-- What is being asked --
Leave out the pictures and copy the remaining records exactly.

-- Entries from a visual dataset --

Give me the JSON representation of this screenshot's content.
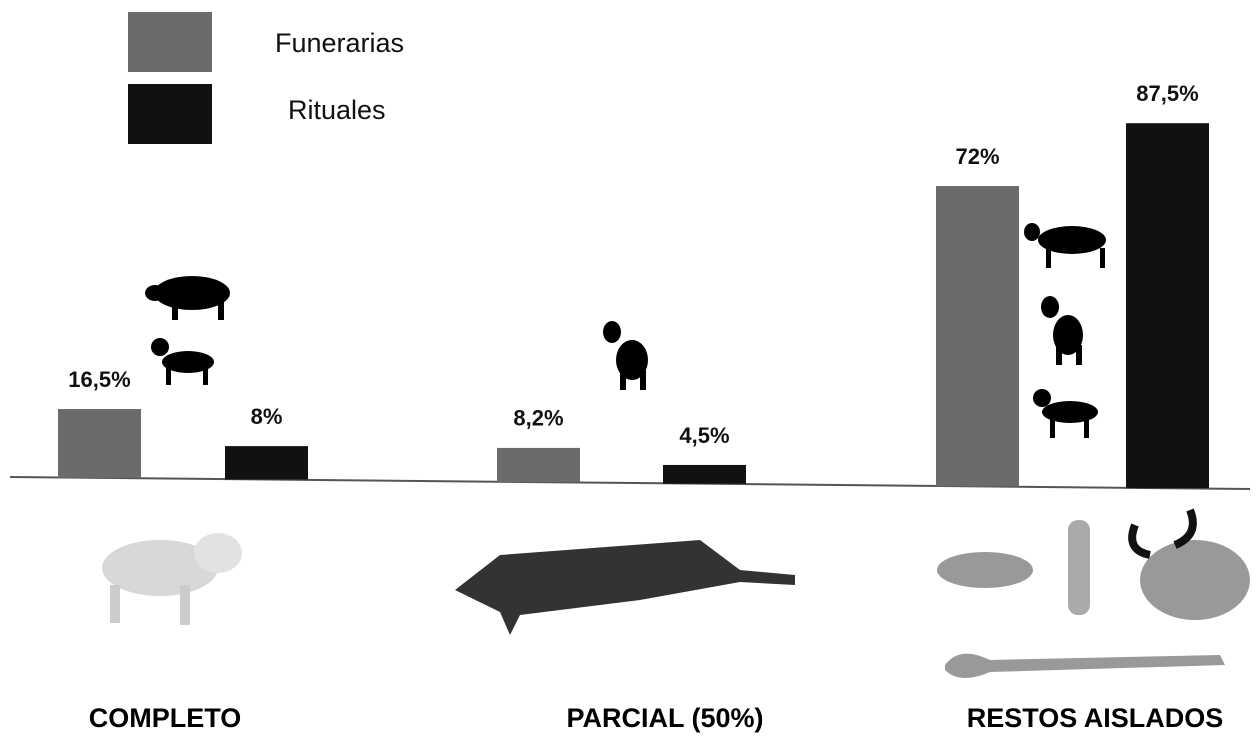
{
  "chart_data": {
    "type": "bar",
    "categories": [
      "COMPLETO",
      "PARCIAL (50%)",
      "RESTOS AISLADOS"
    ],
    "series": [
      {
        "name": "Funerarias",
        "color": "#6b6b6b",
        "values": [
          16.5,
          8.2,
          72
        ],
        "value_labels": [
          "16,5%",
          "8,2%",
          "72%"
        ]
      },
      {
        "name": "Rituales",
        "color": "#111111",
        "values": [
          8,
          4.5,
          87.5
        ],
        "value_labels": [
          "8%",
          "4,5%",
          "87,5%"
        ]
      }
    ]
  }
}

-- Exercise response --
Give me the JSON representation of this screenshot's content.
{
  "chart_data": {
    "type": "bar",
    "categories": [
      "COMPLETO",
      "PARCIAL (50%)",
      "RESTOS AISLADOS"
    ],
    "series": [
      {
        "name": "Funerarias",
        "color": "#6b6b6b",
        "values": [
          16.5,
          8.2,
          72
        ],
        "value_labels": [
          "16,5%",
          "8,2%",
          "72%"
        ]
      },
      {
        "name": "Rituales",
        "color": "#111111",
        "values": [
          8,
          4.5,
          87.5
        ],
        "value_labels": [
          "8%",
          "4,5%",
          "87,5%"
        ]
      }
    ]
  }
}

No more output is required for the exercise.